* **AIM**
Which lines include the word "text"? Copy each of them.

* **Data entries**
________________

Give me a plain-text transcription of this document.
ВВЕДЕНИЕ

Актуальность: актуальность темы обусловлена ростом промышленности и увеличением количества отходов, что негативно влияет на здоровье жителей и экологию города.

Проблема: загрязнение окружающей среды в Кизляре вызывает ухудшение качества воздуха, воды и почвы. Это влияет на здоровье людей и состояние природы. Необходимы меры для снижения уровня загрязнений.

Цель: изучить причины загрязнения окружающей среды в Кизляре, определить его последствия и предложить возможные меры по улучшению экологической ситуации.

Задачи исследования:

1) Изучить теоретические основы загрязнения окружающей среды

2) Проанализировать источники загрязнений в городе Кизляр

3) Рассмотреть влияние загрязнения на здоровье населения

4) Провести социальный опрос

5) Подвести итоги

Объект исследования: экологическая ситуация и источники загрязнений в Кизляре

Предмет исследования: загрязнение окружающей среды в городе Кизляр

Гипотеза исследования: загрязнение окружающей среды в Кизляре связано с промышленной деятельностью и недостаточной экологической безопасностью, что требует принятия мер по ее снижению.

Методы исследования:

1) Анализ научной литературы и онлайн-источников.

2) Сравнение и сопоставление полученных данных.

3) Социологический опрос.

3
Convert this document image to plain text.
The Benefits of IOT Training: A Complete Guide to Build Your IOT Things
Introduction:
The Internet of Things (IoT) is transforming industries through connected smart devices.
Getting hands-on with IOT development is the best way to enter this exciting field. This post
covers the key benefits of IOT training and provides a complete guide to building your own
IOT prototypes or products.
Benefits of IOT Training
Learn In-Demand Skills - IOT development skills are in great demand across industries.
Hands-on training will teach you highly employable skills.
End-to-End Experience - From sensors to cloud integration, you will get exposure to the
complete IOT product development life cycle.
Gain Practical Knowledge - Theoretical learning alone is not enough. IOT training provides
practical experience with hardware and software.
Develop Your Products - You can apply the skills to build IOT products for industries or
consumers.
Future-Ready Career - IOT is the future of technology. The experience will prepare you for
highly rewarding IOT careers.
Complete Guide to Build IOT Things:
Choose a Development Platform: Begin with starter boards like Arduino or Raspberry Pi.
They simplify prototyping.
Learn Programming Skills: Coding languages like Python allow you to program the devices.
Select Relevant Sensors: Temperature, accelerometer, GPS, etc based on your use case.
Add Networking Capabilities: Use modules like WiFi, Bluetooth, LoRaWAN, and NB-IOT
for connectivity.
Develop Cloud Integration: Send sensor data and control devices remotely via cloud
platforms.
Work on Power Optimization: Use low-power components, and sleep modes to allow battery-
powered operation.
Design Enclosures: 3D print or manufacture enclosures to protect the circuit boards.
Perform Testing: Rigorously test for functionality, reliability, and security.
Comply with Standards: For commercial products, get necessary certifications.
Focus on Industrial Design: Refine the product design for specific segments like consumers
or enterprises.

________________

* **COMPLETED EXERCISE**
Give me a plain-text transcription of this document.
Convert this document image to plain text.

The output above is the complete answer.